Comme toute l’Algérie, la ville d’Oran ne sait pas se souvenir. Ou seulement d’une seule histoire, celle de la guerre. Et les autres ? L’histoire de ses juifs ? De ses célébrités ? De ses souterrains inconnus ou de ses Espagnols ?

Ici, les murs sont un vieux livre écrit dans plusieurs langues qui se chevauchent dans un ressac figé et dont on ne sait lire que quelques mots. Les rues, les places, les ponts, les sièges d’institution ont les noms des martyrs. Les magasins ont désormais des noms turcs. Les parfumeries ont des noms de Paris et les cafés, comme des antichambres du rêve, ont les noms de l’Espagne. Il n’y a pas de rue « Albert-Camus », par exemple. Parce qu’on aime ne pas lui pardonner d’avoir choisi l’inconfort plutôt que les armes. Une phrase traverse l’esprit, celle de Borges : « Mourir pour une religion est plus simple que de la vivre pleinement. »

C’est au moment où je visite la maison où ce génie a vécu que je découvre qu’il avait été logé au 11, rue Stora, au cœur de l’un des plus vieux quartiers d’Oran « le Plateau ». Brusquement, le rapport de l’historien, si débattu ces jours-ci, fervent de la reconnaissance par la connaissance et l’acceptation douloureuse du passé, de part et d’autre de la mer, est suspendu dans les airs, juste dans la ruelle. L’Histoire, qui est peut-être le one-man-show d’un Dieu, voudrait nous expliquer qu’en Algérie, « ça » commence ici, si on le veut vraiment : restaurer cette maison, la réhabiliter, en faire un lieu de pèlerinage des sens et des mémoires, y parapher un avenir.

Car l’homme qui a vécu ici a su rendre célèbre le fugace érotique, la désincarnation exhaussée par les tissus et les parfums, le trait, la courbe, l’aile devenue élan. On ne sait si les dieux ont des garde-robes, mais on sait que les femmes et les hommes sont habillés souvent par Yves Saint Laurent.

* Données fournies *
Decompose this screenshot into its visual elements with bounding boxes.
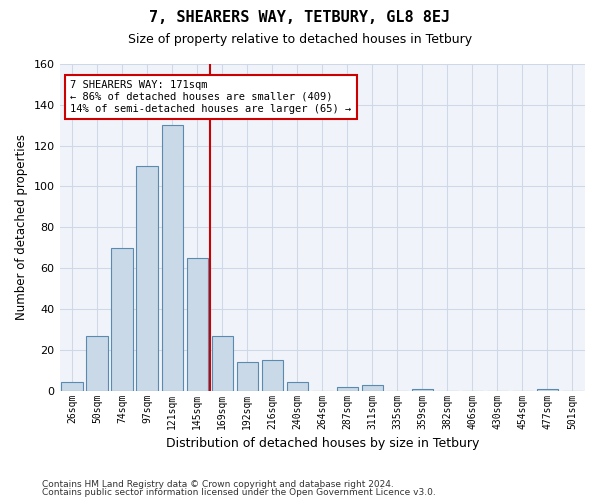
Text: Size of property relative to detached houses in Tetbury: Size of property relative to detached ho… bbox=[128, 32, 472, 46]
Text: 7, SHEARERS WAY, TETBURY, GL8 8EJ: 7, SHEARERS WAY, TETBURY, GL8 8EJ bbox=[149, 10, 451, 25]
Bar bbox=[86, 336, 108, 390]
Bar bbox=[362, 384, 383, 390]
Bar bbox=[112, 248, 133, 390]
Bar bbox=[412, 388, 433, 390]
Bar bbox=[337, 386, 358, 390]
Bar bbox=[136, 166, 158, 390]
X-axis label: Distribution of detached houses by size in Tetbury: Distribution of detached houses by size … bbox=[166, 437, 479, 450]
Bar bbox=[187, 258, 208, 390]
Bar bbox=[287, 382, 308, 390]
Text: Contains HM Land Registry data © Crown copyright and database right 2024.: Contains HM Land Registry data © Crown c… bbox=[42, 480, 394, 489]
Bar bbox=[262, 360, 283, 390]
Bar bbox=[61, 382, 83, 390]
Bar bbox=[161, 125, 183, 390]
Y-axis label: Number of detached properties: Number of detached properties bbox=[15, 134, 28, 320]
Text: 7 SHEARERS WAY: 171sqm
← 86% of detached houses are smaller (409)
14% of semi-de: 7 SHEARERS WAY: 171sqm ← 86% of detached… bbox=[70, 80, 352, 114]
Text: Contains public sector information licensed under the Open Government Licence v3: Contains public sector information licen… bbox=[42, 488, 436, 497]
Bar bbox=[212, 336, 233, 390]
Bar bbox=[236, 362, 258, 390]
Bar bbox=[537, 388, 558, 390]
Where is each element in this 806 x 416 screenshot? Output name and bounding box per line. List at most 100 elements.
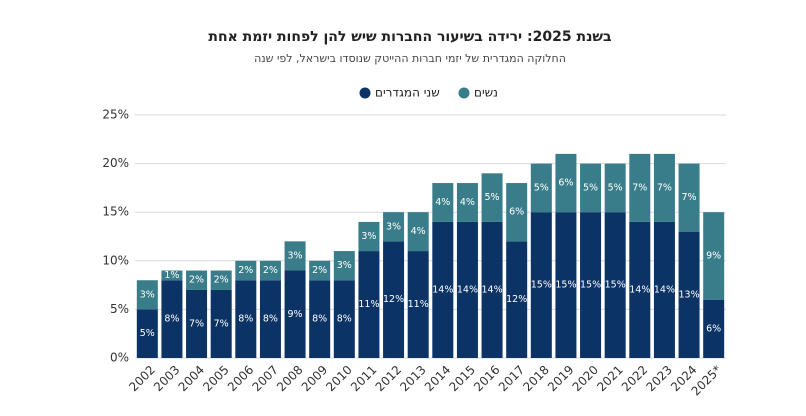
bar-segment: [309, 260, 331, 281]
x-tick-label: 2004: [176, 363, 207, 394]
x-tick-label: 2008: [274, 363, 305, 394]
x-tick-label: 2011: [348, 363, 379, 394]
bar-segment: [555, 153, 577, 213]
value-label: 2%: [238, 265, 253, 276]
bar-segment: [530, 163, 552, 213]
value-label: 7%: [214, 318, 229, 329]
y-tick-label: 5%: [110, 302, 129, 316]
bar-segment: [580, 163, 602, 213]
bar-segment: [456, 183, 478, 222]
value-label: 5%: [534, 182, 549, 193]
legend-marker: [458, 87, 470, 99]
value-label: 3%: [337, 260, 352, 271]
bar-segment: [136, 309, 158, 358]
value-label: 15%: [531, 280, 552, 291]
bar-segment: [284, 270, 306, 358]
value-label: 1%: [164, 270, 179, 281]
x-tick-label: 2012: [373, 363, 404, 394]
bar-segment: [481, 173, 503, 222]
bar-segment: [678, 163, 700, 232]
bar-segment: [432, 221, 454, 358]
bar-segment: [309, 280, 331, 358]
value-label: 5%: [140, 328, 155, 339]
bar-segment: [358, 251, 380, 358]
x-tick-label: 2010: [323, 363, 354, 394]
value-label: 6%: [558, 178, 573, 189]
bar-segment: [210, 270, 232, 290]
x-tick-label: 2022: [619, 363, 650, 394]
value-label: 5%: [608, 182, 623, 193]
value-label: 5%: [485, 192, 500, 203]
value-label: 7%: [657, 182, 672, 193]
bar-segment: [604, 212, 626, 358]
bar-segment: [284, 241, 306, 271]
x-tick-label: 2015: [447, 363, 478, 394]
bar-segment: [259, 260, 281, 281]
value-label: 9%: [706, 250, 721, 261]
bar-segment: [407, 251, 429, 358]
value-label: 6%: [509, 207, 524, 218]
bar-segment: [259, 280, 281, 358]
x-tick-label: 2021: [594, 363, 625, 394]
x-tick-label: 2005: [200, 363, 231, 394]
x-tick-label: 2020: [570, 363, 601, 394]
bar-segment: [678, 231, 700, 358]
bar-segment: [506, 183, 528, 242]
value-label: 8%: [263, 314, 278, 325]
value-label: 6%: [706, 323, 721, 334]
x-tick-label: 2018: [520, 363, 551, 394]
bar-segment: [604, 163, 626, 213]
bar-segment: [506, 241, 528, 358]
y-tick-label: 25%: [102, 108, 129, 122]
bar-segment: [530, 212, 552, 358]
value-label: 3%: [140, 289, 155, 300]
bar-segment: [432, 183, 454, 222]
value-label: 14%: [457, 284, 478, 295]
value-label: 8%: [312, 314, 327, 325]
value-label: 15%: [605, 280, 626, 291]
bar-segment: [235, 260, 257, 281]
value-label: 12%: [383, 294, 404, 305]
legend-label: נשים: [474, 86, 498, 100]
x-tick-label: 2003: [151, 363, 182, 394]
bar-segment: [456, 221, 478, 358]
bar-segment: [481, 221, 503, 358]
bar-segment: [383, 212, 405, 242]
value-label: 14%: [654, 284, 675, 295]
value-label: 11%: [358, 299, 379, 310]
value-label: 4%: [411, 226, 426, 237]
value-label: 12%: [506, 294, 527, 305]
y-tick-label: 10%: [102, 253, 129, 267]
bar-segment: [555, 212, 577, 358]
value-label: 2%: [214, 275, 229, 286]
x-tick-label: 2014: [422, 363, 453, 394]
bar-segment: [703, 212, 725, 300]
bar-segment: [186, 289, 208, 358]
bar-segment: [653, 221, 675, 358]
x-tick-label: 2007: [250, 363, 281, 394]
y-tick-label: 15%: [102, 205, 129, 219]
x-tick-label: 2016: [471, 363, 502, 394]
value-label: 7%: [632, 182, 647, 193]
value-label: 2%: [189, 275, 204, 286]
bar-segment: [161, 280, 183, 358]
value-label: 4%: [460, 197, 475, 208]
value-label: 14%: [432, 284, 453, 295]
x-tick-label: 2023: [644, 363, 675, 394]
bar-segment: [333, 280, 355, 358]
bar-segment: [653, 153, 675, 222]
bar-segment: [333, 251, 355, 281]
x-tick-label: 2009: [299, 363, 330, 394]
value-label: 3%: [386, 221, 401, 232]
x-tick-label: 2013: [397, 363, 428, 394]
legend-marker: [359, 87, 371, 99]
bar-segment: [703, 299, 725, 358]
bar-segment: [580, 212, 602, 358]
value-label: 9%: [288, 309, 303, 320]
value-label: 4%: [435, 197, 450, 208]
value-label: 15%: [555, 280, 576, 291]
x-tick-label: 2019: [545, 363, 576, 394]
bar-segment: [407, 212, 429, 252]
bar-segment: [629, 153, 651, 222]
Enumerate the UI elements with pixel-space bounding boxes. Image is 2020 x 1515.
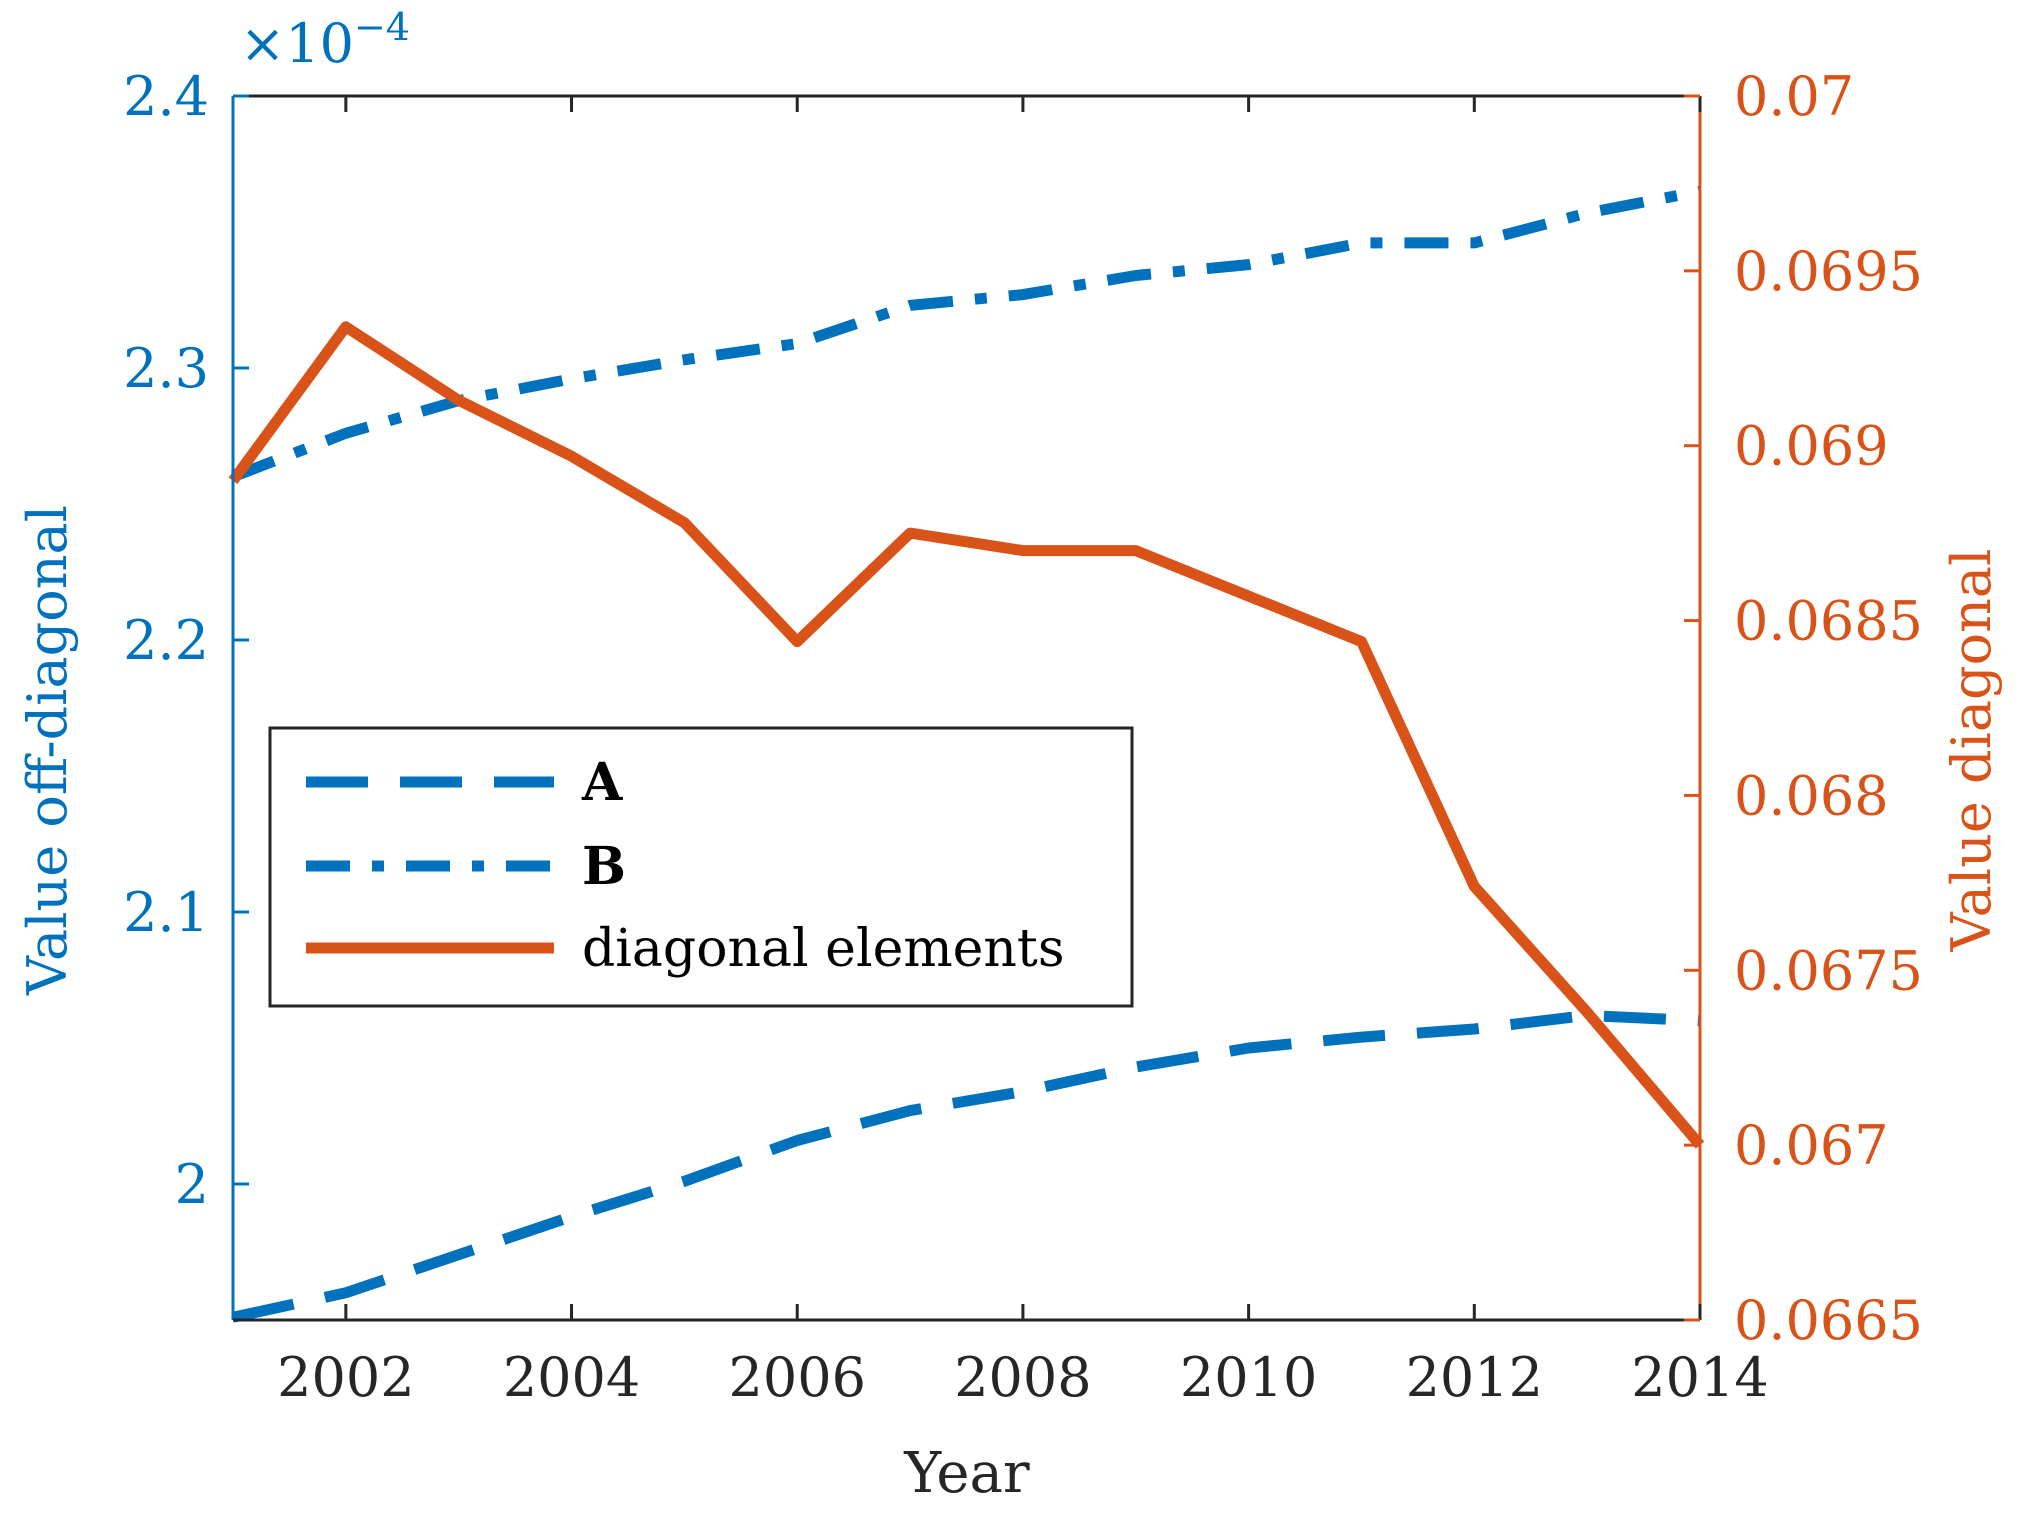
y-tick-label-right: 0.069 <box>1734 415 1889 478</box>
x-tick-label: 2014 <box>1631 1346 1768 1409</box>
y-tick-label-left: 2.3 <box>123 337 209 400</box>
y-axis-label-left: Value off-diagonal <box>16 505 79 996</box>
legend-label-diagonal: diagonal elements <box>582 919 1065 979</box>
exponent-power: −4 <box>354 5 410 49</box>
y-tick-label-left: 2.1 <box>123 881 209 944</box>
x-tick-label: 2002 <box>277 1346 414 1409</box>
y-tick-label-right: 0.067 <box>1734 1114 1889 1177</box>
plot-background <box>233 96 1700 1320</box>
plot-area <box>233 96 1700 1320</box>
x-tick-label: 2010 <box>1180 1346 1317 1409</box>
y-tick-label-right: 0.07 <box>1734 65 1854 128</box>
legend: A B diagonal elements <box>268 726 1134 1008</box>
y-tick-label-left: 2.2 <box>123 609 209 672</box>
axes-layer: 2002 2004 2006 2008 2010 2012 2014 2 2.1 2.2 2.3 2.… <box>123 65 1923 1409</box>
y-tick-label-right: 0.0695 <box>1734 240 1923 303</box>
y-tick-label-right: 0.0675 <box>1734 939 1923 1002</box>
legend-label-b: B <box>582 836 626 897</box>
legend-label-a: A <box>581 752 623 813</box>
x-tick-label: 2004 <box>503 1346 640 1409</box>
x-tick-label: 2012 <box>1406 1346 1543 1409</box>
y-axis-label-right: Value diagonal <box>1940 549 2003 953</box>
x-axis-label: Year <box>903 1441 1030 1506</box>
y-tick-label-right: 0.0685 <box>1734 590 1923 653</box>
x-tick-label: 2008 <box>954 1346 1091 1409</box>
x-tick-label: 2006 <box>729 1346 866 1409</box>
y-tick-label-right: 0.068 <box>1734 764 1889 827</box>
y-tick-label-right: 0.0665 <box>1734 1289 1923 1352</box>
exponent-base: ×10 <box>240 12 354 75</box>
series-layer <box>228 185 1705 1323</box>
series-line-a <box>231 1009 1701 1323</box>
y-tick-label-left: 2 <box>175 1153 209 1216</box>
y-tick-label-left: 2.4 <box>123 65 209 128</box>
series-line-diagonal-elements <box>228 321 1705 1149</box>
exponent-label: ×10−4 <box>240 5 410 75</box>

* Consigne *
Reproduisez fidèlement le passage du texte sur Oran qui commence aux mots « Car l’homme qui » et s'arrête après « Yves Saint Laurent. ». Les données n'ont aucun lien avec le texte sur Oran.

* Résultat final *
Car l’homme qui a vécu ici a su rendre célèbre le fugace érotique, la désincarnation exhaussée par les tissus et les parfums, le trait, la courbe, l’aile devenue élan. On ne sait si les dieux ont des garde-robes, mais on sait que les femmes et les hommes sont habillés souvent par Yves Saint Laurent.